**TASK PROMPT**.
Write out the whole of the material exactly.

**DATASET ROWS**.
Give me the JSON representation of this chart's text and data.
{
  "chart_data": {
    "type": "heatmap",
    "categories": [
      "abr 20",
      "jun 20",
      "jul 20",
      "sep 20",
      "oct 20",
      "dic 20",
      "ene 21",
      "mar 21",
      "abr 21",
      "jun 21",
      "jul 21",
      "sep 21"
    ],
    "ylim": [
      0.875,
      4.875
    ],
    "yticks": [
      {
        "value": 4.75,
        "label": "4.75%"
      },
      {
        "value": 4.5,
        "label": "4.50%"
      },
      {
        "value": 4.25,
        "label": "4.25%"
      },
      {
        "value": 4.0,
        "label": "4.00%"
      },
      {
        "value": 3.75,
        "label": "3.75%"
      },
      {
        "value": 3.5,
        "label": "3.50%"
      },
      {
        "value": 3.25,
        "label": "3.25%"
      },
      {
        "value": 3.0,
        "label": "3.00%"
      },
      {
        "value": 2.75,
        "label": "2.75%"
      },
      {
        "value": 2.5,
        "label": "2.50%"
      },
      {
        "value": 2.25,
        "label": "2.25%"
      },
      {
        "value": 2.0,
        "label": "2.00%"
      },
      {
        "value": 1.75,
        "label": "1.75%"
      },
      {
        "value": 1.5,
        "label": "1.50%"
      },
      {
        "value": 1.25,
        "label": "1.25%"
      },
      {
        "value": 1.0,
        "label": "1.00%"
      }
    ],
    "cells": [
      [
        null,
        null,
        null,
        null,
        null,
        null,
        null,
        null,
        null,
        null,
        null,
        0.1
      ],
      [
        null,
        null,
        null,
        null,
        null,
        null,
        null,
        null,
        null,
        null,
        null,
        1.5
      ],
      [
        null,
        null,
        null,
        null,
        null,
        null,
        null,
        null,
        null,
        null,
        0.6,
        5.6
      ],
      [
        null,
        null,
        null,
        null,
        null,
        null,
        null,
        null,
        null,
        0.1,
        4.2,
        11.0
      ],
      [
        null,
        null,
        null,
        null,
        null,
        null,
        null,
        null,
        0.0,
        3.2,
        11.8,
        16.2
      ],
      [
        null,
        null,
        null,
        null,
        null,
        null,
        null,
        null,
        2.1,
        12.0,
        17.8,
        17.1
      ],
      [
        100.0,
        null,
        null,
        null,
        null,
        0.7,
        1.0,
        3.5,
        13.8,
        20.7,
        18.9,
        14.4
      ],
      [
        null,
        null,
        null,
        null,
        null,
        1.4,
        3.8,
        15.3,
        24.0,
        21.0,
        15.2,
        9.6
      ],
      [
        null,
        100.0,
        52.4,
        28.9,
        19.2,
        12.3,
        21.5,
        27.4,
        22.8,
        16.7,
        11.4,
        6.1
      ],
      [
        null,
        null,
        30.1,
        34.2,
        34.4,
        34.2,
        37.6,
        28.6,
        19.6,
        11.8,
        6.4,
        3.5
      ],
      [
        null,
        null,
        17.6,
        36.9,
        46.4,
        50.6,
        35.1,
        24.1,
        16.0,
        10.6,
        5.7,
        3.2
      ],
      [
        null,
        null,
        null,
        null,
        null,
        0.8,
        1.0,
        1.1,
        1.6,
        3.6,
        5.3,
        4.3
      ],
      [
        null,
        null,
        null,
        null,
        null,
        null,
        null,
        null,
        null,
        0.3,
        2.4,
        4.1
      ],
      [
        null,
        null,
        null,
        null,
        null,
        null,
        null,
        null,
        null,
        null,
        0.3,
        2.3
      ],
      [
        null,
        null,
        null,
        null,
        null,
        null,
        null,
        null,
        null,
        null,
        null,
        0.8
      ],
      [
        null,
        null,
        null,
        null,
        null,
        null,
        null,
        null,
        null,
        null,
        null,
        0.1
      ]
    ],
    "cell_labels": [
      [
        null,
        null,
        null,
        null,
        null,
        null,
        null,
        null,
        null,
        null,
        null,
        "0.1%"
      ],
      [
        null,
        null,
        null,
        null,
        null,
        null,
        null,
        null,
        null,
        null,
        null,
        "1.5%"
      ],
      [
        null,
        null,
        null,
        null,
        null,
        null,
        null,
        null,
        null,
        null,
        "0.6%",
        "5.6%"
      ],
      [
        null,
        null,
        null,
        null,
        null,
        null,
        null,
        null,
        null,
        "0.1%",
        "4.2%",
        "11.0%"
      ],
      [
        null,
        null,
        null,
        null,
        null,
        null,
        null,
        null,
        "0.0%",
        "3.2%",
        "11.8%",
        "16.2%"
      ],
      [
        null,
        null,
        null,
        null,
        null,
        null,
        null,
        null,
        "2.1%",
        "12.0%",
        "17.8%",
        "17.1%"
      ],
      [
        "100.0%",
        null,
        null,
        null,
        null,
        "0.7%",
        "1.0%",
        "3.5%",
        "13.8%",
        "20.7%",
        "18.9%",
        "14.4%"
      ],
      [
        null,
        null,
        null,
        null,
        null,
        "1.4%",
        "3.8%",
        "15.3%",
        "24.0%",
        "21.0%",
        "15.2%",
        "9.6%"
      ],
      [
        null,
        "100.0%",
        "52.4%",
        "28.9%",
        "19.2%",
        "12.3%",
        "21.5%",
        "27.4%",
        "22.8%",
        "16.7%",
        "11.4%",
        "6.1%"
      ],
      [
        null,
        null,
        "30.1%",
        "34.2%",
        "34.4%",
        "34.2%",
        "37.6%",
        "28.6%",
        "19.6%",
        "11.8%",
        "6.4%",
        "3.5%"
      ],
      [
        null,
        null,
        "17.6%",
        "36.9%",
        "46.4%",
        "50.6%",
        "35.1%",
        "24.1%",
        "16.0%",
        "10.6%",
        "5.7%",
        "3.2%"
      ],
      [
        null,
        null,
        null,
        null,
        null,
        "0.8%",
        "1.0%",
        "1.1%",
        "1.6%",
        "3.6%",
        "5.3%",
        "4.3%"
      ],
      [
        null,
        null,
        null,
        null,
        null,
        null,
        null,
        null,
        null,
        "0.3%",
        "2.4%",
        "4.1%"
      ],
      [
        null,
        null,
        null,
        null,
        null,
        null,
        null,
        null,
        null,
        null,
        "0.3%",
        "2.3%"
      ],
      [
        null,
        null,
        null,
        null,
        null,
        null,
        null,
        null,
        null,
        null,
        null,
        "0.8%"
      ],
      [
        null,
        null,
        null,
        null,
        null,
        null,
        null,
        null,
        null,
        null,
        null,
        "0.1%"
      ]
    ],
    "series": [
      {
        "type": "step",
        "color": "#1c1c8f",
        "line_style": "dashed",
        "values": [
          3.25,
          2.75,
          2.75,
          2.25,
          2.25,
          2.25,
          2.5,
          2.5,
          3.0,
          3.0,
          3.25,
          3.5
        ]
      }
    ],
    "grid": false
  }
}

**TASK SOLUTION**.
Give me the JSON representation of this chart's text and data.
{
  "chart_data": {
    "type": "heatmap",
    "categories": [
      "abr 20",
      "jun 20",
      "jul 20",
      "sep 20",
      "oct 20",
      "dic 20",
      "ene 21",
      "mar 21",
      "abr 21",
      "jun 21",
      "jul 21",
      "sep 21"
    ],
    "ylim": [
      0.875,
      4.875
    ],
    "yticks": [
      {
        "value": 4.75,
        "label": "4.75%"
      },
      {
        "value": 4.5,
        "label": "4.50%"
      },
      {
        "value": 4.25,
        "label": "4.25%"
      },
      {
        "value": 4.0,
        "label": "4.00%"
      },
      {
        "value": 3.75,
        "label": "3.75%"
      },
      {
        "value": 3.5,
        "label": "3.50%"
      },
      {
        "value": 3.25,
        "label": "3.25%"
      },
      {
        "value": 3.0,
        "label": "3.00%"
      },
      {
        "value": 2.75,
        "label": "2.75%"
      },
      {
        "value": 2.5,
        "label": "2.50%"
      },
      {
        "value": 2.25,
        "label": "2.25%"
      },
      {
        "value": 2.0,
        "label": "2.00%"
      },
      {
        "value": 1.75,
        "label": "1.75%"
      },
      {
        "value": 1.5,
        "label": "1.50%"
      },
      {
        "value": 1.25,
        "label": "1.25%"
      },
      {
        "value": 1.0,
        "label": "1.00%"
      }
    ],
    "cells": [
      [
        null,
        null,
        null,
        null,
        null,
        null,
        null,
        null,
        null,
        null,
        null,
        0.1
      ],
      [
        null,
        null,
        null,
        null,
        null,
        null,
        null,
        null,
        null,
        null,
        null,
        1.5
      ],
      [
        null,
        null,
        null,
        null,
        null,
        null,
        null,
        null,
        null,
        null,
        0.6,
        5.6
      ],
      [
        null,
        null,
        null,
        null,
        null,
        null,
        null,
        null,
        null,
        0.1,
        4.2,
        11.0
      ],
      [
        null,
        null,
        null,
        null,
        null,
        null,
        null,
        null,
        0.0,
        3.2,
        11.8,
        16.2
      ],
      [
        null,
        null,
        null,
        null,
        null,
        null,
        null,
        null,
        2.1,
        12.0,
        17.8,
        17.1
      ],
      [
        100.0,
        null,
        null,
        null,
        null,
        0.7,
        1.0,
        3.5,
        13.8,
        20.7,
        18.9,
        14.4
      ],
      [
        null,
        null,
        null,
        null,
        null,
        1.4,
        3.8,
        15.3,
        24.0,
        21.0,
        15.2,
        9.6
      ],
      [
        null,
        100.0,
        52.4,
        28.9,
        19.2,
        12.3,
        21.5,
        27.4,
        22.8,
        16.7,
        11.4,
        6.1
      ],
      [
        null,
        null,
        30.1,
        34.2,
        34.4,
        34.2,
        37.6,
        28.6,
        19.6,
        11.8,
        6.4,
        3.5
      ],
      [
        null,
        null,
        17.6,
        36.9,
        46.4,
        50.6,
        35.1,
        24.1,
        16.0,
        10.6,
        5.7,
        3.2
      ],
      [
        null,
        null,
        null,
        null,
        null,
        0.8,
        1.0,
        1.1,
        1.6,
        3.6,
        5.3,
        4.3
      ],
      [
        null,
        null,
        null,
        null,
        null,
        null,
        null,
        null,
        null,
        0.3,
        2.4,
        4.1
      ],
      [
        null,
        null,
        null,
        null,
        null,
        null,
        null,
        null,
        null,
        null,
        0.3,
        2.3
      ],
      [
        null,
        null,
        null,
        null,
        null,
        null,
        null,
        null,
        null,
        null,
        null,
        0.8
      ],
      [
        null,
        null,
        null,
        null,
        null,
        null,
        null,
        null,
        null,
        null,
        null,
        0.1
      ]
    ],
    "cell_labels": [
      [
        null,
        null,
        null,
        null,
        null,
        null,
        null,
        null,
        null,
        null,
        null,
        "0.1%"
      ],
      [
        null,
        null,
        null,
        null,
        null,
        null,
        null,
        null,
        null,
        null,
        null,
        "1.5%"
      ],
      [
        null,
        null,
        null,
        null,
        null,
        null,
        null,
        null,
        null,
        null,
        "0.6%",
        "5.6%"
      ],
      [
        null,
        null,
        null,
        null,
        null,
        null,
        null,
        null,
        null,
        "0.1%",
        "4.2%",
        "11.0%"
      ],
      [
        null,
        null,
        null,
        null,
        null,
        null,
        null,
        null,
        "0.0%",
        "3.2%",
        "11.8%",
        "16.2%"
      ],
      [
        null,
        null,
        null,
        null,
        null,
        null,
        null,
        null,
        "2.1%",
        "12.0%",
        "17.8%",
        "17.1%"
      ],
      [
        "100.0%",
        null,
        null,
        null,
        null,
        "0.7%",
        "1.0%",
        "3.5%",
        "13.8%",
        "20.7%",
        "18.9%",
        "14.4%"
      ],
      [
        null,
        null,
        null,
        null,
        null,
        "1.4%",
        "3.8%",
        "15.3%",
        "24.0%",
        "21.0%",
        "15.2%",
        "9.6%"
      ],
      [
        null,
        "100.0%",
        "52.4%",
        "28.9%",
        "19.2%",
        "12.3%",
        "21.5%",
        "27.4%",
        "22.8%",
        "16.7%",
        "11.4%",
        "6.1%"
      ],
      [
        null,
        null,
        "30.1%",
        "34.2%",
        "34.4%",
        "34.2%",
        "37.6%",
        "28.6%",
        "19.6%",
        "11.8%",
        "6.4%",
        "3.5%"
      ],
      [
        null,
        null,
        "17.6%",
        "36.9%",
        "46.4%",
        "50.6%",
        "35.1%",
        "24.1%",
        "16.0%",
        "10.6%",
        "5.7%",
        "3.2%"
      ],
      [
        null,
        null,
        null,
        null,
        null,
        "0.8%",
        "1.0%",
        "1.1%",
        "1.6%",
        "3.6%",
        "5.3%",
        "4.3%"
      ],
      [
        null,
        null,
        null,
        null,
        null,
        null,
        null,
        null,
        null,
        "0.3%",
        "2.4%",
        "4.1%"
      ],
      [
        null,
        null,
        null,
        null,
        null,
        null,
        null,
        null,
        null,
        null,
        "0.3%",
        "2.3%"
      ],
      [
        null,
        null,
        null,
        null,
        null,
        null,
        null,
        null,
        null,
        null,
        null,
        "0.8%"
      ],
      [
        null,
        null,
        null,
        null,
        null,
        null,
        null,
        null,
        null,
        null,
        null,
        "0.1%"
      ]
    ],
    "series": [
      {
        "type": "step",
        "color": "#1c1c8f",
        "line_style": "dashed",
        "values": [
          3.25,
          2.75,
          2.75,
          2.25,
          2.25,
          2.25,
          2.5,
          2.5,
          3.0,
          3.0,
          3.25,
          3.5
        ]
      }
    ],
    "grid": false
  }
}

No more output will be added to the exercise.